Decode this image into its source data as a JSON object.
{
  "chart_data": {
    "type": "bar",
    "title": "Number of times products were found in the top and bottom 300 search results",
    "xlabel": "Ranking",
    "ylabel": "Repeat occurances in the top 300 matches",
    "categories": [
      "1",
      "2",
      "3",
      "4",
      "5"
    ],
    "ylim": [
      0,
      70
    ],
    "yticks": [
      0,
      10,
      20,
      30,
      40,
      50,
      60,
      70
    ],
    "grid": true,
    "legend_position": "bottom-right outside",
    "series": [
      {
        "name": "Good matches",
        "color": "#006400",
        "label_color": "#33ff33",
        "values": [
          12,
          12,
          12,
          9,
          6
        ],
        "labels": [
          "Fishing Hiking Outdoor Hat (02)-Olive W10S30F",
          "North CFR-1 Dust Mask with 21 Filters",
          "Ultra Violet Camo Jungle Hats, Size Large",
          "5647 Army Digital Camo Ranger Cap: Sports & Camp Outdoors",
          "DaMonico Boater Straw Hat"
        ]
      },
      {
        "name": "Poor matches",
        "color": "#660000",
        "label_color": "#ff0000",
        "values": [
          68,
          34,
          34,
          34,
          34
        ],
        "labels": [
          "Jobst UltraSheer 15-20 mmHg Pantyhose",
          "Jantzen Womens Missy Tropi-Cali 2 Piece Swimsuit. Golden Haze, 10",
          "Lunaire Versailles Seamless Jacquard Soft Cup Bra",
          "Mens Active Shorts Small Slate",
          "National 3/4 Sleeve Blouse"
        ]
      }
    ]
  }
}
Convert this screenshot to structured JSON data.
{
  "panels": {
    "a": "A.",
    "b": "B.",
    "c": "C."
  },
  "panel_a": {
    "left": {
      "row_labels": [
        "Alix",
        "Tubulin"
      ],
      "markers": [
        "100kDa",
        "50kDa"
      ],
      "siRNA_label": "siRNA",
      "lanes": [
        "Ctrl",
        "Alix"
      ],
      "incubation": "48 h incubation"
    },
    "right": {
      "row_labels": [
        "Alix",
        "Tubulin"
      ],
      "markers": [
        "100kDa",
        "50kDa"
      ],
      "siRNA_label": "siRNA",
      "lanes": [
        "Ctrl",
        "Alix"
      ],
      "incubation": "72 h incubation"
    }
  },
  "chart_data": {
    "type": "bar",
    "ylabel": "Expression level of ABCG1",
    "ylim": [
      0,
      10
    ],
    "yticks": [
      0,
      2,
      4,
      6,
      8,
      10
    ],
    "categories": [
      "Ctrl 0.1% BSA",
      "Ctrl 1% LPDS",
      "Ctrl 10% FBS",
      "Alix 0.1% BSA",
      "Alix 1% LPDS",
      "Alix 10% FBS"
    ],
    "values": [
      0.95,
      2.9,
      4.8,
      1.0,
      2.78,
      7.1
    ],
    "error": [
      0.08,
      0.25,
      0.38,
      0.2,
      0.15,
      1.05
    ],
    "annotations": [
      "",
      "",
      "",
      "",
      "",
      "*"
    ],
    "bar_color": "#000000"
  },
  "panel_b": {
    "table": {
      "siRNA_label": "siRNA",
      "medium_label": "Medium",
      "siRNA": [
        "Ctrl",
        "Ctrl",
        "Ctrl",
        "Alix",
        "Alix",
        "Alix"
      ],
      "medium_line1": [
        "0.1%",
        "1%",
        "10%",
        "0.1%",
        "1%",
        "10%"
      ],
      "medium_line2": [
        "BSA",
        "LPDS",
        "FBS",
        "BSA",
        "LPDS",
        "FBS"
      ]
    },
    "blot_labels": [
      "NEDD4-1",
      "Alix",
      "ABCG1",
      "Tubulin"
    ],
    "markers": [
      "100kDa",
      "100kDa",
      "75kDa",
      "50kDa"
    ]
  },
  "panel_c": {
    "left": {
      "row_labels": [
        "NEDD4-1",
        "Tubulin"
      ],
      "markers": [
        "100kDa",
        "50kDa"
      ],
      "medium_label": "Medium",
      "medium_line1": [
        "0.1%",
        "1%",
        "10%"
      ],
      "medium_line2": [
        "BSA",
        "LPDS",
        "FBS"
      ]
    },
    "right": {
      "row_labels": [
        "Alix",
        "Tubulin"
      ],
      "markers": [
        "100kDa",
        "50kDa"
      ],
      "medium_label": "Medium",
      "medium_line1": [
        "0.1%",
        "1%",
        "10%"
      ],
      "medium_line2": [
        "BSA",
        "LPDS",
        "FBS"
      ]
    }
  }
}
|---|
> **Aim of the task**: Pick out the lines containing the string "Camo".

> **In response**:
          "Ultra Violet Camo Jungle Hats, Size Large",
          "5647 Army Digital Camo Ranger Cap: Sports & Camp Outdoors",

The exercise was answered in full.